* [Task goal]: In the entries below, how many lines hold the string "Заявки"? Give only the number.

(Stored entries)
——

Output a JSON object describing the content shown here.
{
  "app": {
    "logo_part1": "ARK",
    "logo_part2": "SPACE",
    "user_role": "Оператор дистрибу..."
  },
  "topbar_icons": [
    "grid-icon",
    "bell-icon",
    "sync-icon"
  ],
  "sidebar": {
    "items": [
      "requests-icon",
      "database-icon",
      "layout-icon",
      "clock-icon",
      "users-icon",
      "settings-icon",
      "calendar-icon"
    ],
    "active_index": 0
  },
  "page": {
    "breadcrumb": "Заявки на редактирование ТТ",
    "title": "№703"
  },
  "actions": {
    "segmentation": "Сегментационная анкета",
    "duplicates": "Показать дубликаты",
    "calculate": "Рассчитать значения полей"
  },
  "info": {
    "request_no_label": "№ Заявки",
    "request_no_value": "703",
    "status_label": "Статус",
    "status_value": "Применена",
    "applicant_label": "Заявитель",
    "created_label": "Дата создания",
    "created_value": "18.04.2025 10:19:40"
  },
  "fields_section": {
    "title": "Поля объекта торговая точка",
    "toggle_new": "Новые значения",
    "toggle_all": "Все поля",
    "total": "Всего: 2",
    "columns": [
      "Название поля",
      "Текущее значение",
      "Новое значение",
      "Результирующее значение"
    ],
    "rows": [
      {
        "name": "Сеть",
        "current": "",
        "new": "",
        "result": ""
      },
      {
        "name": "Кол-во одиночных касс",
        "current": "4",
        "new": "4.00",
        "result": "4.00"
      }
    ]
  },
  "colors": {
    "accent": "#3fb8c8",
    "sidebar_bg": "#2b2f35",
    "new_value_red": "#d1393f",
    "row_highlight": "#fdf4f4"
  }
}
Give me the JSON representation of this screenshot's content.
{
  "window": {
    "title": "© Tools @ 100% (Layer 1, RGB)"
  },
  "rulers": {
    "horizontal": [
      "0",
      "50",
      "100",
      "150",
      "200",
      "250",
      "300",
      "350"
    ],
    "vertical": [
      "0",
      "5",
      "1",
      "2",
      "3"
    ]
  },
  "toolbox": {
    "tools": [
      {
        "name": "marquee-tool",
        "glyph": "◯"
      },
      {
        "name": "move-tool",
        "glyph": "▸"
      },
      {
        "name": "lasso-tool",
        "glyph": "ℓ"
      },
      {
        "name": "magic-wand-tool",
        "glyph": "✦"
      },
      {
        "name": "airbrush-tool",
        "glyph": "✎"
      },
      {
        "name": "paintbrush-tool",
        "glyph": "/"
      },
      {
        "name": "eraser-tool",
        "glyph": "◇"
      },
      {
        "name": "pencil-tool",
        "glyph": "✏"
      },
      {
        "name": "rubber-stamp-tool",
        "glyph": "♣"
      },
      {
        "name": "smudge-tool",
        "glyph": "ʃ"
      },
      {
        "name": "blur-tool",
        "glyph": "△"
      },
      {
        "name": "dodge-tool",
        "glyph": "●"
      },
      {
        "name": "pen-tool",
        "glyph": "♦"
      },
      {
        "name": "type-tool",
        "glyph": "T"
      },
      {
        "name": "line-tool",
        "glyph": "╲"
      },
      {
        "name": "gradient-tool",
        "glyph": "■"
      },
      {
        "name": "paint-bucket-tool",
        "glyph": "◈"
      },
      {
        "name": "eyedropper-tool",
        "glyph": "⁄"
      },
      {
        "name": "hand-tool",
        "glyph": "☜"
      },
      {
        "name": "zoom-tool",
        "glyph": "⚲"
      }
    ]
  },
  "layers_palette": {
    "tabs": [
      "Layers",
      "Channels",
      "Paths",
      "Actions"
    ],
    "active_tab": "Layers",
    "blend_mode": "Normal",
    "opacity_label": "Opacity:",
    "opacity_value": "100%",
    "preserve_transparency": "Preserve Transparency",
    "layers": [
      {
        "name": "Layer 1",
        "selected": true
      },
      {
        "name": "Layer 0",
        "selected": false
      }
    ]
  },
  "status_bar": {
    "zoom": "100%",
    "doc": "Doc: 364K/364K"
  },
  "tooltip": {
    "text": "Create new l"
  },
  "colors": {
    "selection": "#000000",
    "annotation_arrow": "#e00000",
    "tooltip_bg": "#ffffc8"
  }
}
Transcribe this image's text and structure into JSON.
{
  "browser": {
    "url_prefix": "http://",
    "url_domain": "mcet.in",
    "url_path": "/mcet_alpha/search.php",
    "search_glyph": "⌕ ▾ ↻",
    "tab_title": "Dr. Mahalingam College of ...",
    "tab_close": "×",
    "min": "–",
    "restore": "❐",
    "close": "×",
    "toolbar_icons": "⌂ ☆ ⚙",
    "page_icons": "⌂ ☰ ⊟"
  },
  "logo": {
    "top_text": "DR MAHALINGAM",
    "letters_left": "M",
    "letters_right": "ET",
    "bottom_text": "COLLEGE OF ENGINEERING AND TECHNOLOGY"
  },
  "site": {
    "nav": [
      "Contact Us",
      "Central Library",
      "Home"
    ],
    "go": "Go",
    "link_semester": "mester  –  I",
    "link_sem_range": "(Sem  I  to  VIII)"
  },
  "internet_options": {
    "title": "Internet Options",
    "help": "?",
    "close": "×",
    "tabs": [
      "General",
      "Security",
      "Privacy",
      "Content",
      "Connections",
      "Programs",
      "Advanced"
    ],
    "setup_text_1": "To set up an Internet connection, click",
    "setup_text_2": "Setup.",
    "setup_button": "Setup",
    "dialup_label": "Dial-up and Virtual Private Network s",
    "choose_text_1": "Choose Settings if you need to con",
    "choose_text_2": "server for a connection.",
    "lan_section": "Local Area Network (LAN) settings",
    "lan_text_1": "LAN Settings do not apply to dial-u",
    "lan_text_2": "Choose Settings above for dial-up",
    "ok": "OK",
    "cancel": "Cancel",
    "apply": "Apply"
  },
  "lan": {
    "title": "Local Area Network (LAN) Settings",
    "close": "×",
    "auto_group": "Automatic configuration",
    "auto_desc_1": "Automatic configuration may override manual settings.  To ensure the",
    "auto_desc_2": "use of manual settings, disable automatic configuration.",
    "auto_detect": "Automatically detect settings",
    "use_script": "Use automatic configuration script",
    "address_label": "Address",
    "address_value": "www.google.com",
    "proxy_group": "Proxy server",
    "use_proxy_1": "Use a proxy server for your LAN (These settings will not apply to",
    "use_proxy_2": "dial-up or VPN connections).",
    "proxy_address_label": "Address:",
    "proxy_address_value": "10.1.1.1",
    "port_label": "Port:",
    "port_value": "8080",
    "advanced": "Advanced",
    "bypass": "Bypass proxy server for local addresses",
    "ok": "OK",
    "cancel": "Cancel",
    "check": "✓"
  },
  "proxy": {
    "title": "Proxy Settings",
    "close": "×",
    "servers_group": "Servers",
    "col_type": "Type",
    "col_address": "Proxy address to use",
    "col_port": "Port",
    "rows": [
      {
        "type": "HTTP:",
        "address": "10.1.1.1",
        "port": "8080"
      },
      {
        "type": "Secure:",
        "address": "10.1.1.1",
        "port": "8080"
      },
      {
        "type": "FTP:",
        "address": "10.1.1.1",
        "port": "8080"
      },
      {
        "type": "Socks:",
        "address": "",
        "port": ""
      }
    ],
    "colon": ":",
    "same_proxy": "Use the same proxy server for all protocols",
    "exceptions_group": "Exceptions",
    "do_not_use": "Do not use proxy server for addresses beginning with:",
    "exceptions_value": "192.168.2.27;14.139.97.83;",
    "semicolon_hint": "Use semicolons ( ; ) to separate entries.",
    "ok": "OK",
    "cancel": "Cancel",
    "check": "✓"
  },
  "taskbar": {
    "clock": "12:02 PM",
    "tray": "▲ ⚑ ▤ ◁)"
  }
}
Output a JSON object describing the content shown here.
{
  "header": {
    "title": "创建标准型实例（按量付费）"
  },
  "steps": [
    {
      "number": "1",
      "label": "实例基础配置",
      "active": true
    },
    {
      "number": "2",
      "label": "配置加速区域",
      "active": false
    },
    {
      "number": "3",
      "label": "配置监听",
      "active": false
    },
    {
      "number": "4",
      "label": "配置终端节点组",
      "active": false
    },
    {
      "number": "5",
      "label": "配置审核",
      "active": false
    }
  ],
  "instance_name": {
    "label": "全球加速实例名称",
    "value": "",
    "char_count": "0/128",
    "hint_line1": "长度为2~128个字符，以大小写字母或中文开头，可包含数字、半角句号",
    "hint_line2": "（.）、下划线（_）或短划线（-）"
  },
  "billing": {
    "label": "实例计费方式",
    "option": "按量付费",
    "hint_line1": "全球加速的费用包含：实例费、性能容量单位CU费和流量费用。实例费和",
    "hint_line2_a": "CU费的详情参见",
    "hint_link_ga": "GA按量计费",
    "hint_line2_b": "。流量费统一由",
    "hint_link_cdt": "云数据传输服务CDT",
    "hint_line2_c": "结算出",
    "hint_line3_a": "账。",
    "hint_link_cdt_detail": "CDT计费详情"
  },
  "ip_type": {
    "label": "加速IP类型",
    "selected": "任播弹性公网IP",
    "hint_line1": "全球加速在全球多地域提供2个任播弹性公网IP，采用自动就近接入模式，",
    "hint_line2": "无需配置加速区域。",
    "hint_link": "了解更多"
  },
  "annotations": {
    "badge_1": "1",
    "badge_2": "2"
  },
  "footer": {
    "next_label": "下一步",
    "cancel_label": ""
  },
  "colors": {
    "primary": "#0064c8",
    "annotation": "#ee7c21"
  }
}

——

* [Answer to the problem]: 2